WHAT THIS TASK INVOLVES »
Reproduce the material in full, exactly as written.

RECORDS TO USE »

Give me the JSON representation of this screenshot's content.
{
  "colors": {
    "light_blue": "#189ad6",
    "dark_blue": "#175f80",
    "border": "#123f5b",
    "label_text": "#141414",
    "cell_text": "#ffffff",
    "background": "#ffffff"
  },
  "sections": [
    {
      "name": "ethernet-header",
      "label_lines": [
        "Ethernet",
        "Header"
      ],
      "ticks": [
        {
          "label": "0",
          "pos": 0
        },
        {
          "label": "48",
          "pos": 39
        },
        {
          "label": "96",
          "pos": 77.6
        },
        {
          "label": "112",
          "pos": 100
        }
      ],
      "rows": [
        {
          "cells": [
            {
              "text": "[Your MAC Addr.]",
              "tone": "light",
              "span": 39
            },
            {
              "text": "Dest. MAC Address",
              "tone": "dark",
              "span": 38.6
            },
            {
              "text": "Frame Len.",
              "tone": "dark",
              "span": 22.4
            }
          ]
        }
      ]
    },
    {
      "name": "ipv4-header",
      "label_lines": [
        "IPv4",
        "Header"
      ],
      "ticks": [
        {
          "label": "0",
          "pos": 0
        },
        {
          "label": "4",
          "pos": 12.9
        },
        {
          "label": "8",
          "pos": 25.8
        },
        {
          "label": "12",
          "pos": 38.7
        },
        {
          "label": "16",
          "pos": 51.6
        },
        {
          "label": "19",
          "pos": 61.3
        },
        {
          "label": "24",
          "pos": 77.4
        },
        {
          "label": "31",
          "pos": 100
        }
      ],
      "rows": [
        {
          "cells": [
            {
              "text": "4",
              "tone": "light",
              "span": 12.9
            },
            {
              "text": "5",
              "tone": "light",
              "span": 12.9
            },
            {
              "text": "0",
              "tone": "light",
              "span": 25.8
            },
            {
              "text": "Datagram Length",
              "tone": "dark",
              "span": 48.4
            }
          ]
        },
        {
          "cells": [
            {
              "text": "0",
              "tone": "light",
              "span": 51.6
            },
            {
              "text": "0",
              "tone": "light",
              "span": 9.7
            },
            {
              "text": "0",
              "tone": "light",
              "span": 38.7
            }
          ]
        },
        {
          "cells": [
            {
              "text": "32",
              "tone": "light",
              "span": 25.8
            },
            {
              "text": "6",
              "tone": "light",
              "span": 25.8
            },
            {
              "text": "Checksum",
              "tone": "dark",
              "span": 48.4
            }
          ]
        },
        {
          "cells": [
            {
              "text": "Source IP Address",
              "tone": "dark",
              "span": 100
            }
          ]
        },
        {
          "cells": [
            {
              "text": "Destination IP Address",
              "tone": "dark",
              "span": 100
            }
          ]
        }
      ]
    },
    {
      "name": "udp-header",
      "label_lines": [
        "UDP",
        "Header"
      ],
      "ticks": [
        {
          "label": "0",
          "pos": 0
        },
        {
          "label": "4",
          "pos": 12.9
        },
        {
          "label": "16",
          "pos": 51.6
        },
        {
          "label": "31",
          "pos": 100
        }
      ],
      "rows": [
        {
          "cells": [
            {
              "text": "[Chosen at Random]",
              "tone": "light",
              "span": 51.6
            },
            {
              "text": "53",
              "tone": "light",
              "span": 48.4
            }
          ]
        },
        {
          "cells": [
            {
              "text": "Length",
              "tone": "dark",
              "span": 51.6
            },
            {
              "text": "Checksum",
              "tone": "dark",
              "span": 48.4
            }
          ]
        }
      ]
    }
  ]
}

THE ANSWER »
Give me the JSON representation of this screenshot's content.
{
  "colors": {
    "light_blue": "#189ad6",
    "dark_blue": "#175f80",
    "border": "#123f5b",
    "label_text": "#141414",
    "cell_text": "#ffffff",
    "background": "#ffffff"
  },
  "sections": [
    {
      "name": "ethernet-header",
      "label_lines": [
        "Ethernet",
        "Header"
      ],
      "ticks": [
        {
          "label": "0",
          "pos": 0
        },
        {
          "label": "48",
          "pos": 39
        },
        {
          "label": "96",
          "pos": 77.6
        },
        {
          "label": "112",
          "pos": 100
        }
      ],
      "rows": [
        {
          "cells": [
            {
              "text": "[Your MAC Addr.]",
              "tone": "light",
              "span": 39
            },
            {
              "text": "Dest. MAC Address",
              "tone": "dark",
              "span": 38.6
            },
            {
              "text": "Frame Len.",
              "tone": "dark",
              "span": 22.4
            }
          ]
        }
      ]
    },
    {
      "name": "ipv4-header",
      "label_lines": [
        "IPv4",
        "Header"
      ],
      "ticks": [
        {
          "label": "0",
          "pos": 0
        },
        {
          "label": "4",
          "pos": 12.9
        },
        {
          "label": "8",
          "pos": 25.8
        },
        {
          "label": "12",
          "pos": 38.7
        },
        {
          "label": "16",
          "pos": 51.6
        },
        {
          "label": "19",
          "pos": 61.3
        },
        {
          "label": "24",
          "pos": 77.4
        },
        {
          "label": "31",
          "pos": 100
        }
      ],
      "rows": [
        {
          "cells": [
            {
              "text": "4",
              "tone": "light",
              "span": 12.9
            },
            {
              "text": "5",
              "tone": "light",
              "span": 12.9
            },
            {
              "text": "0",
              "tone": "light",
              "span": 25.8
            },
            {
              "text": "Datagram Length",
              "tone": "dark",
              "span": 48.4
            }
          ]
        },
        {
          "cells": [
            {
              "text": "0",
              "tone": "light",
              "span": 51.6
            },
            {
              "text": "0",
              "tone": "light",
              "span": 9.7
            },
            {
              "text": "0",
              "tone": "light",
              "span": 38.7
            }
          ]
        },
        {
          "cells": [
            {
              "text": "32",
              "tone": "light",
              "span": 25.8
            },
            {
              "text": "6",
              "tone": "light",
              "span": 25.8
            },
            {
              "text": "Checksum",
              "tone": "dark",
              "span": 48.4
            }
          ]
        },
        {
          "cells": [
            {
              "text": "Source IP Address",
              "tone": "dark",
              "span": 100
            }
          ]
        },
        {
          "cells": [
            {
              "text": "Destination IP Address",
              "tone": "dark",
              "span": 100
            }
          ]
        }
      ]
    },
    {
      "name": "udp-header",
      "label_lines": [
        "UDP",
        "Header"
      ],
      "ticks": [
        {
          "label": "0",
          "pos": 0
        },
        {
          "label": "4",
          "pos": 12.9
        },
        {
          "label": "16",
          "pos": 51.6
        },
        {
          "label": "31",
          "pos": 100
        }
      ],
      "rows": [
        {
          "cells": [
            {
              "text": "[Chosen at Random]",
              "tone": "light",
              "span": 51.6
            },
            {
              "text": "53",
              "tone": "light",
              "span": 48.4
            }
          ]
        },
        {
          "cells": [
            {
              "text": "Length",
              "tone": "dark",
              "span": 51.6
            },
            {
              "text": "Checksum",
              "tone": "dark",
              "span": 48.4
            }
          ]
        }
      ]
    }
  ]
}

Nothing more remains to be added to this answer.